DO THIS = Extract and list every line that contains the word "Inżynierii".

TASK DATA =
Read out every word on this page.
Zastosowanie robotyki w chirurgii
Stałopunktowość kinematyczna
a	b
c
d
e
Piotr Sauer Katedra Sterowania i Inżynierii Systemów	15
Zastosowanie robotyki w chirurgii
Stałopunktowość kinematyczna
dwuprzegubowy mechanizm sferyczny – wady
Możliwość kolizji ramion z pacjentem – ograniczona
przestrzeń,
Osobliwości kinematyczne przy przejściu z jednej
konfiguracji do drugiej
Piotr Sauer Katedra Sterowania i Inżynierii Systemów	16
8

TASK OUTPUT =
Piotr Sauer Katedra Sterowania i Inżynierii Systemów	15
Piotr Sauer Katedra Sterowania i Inżynierii Systemów	16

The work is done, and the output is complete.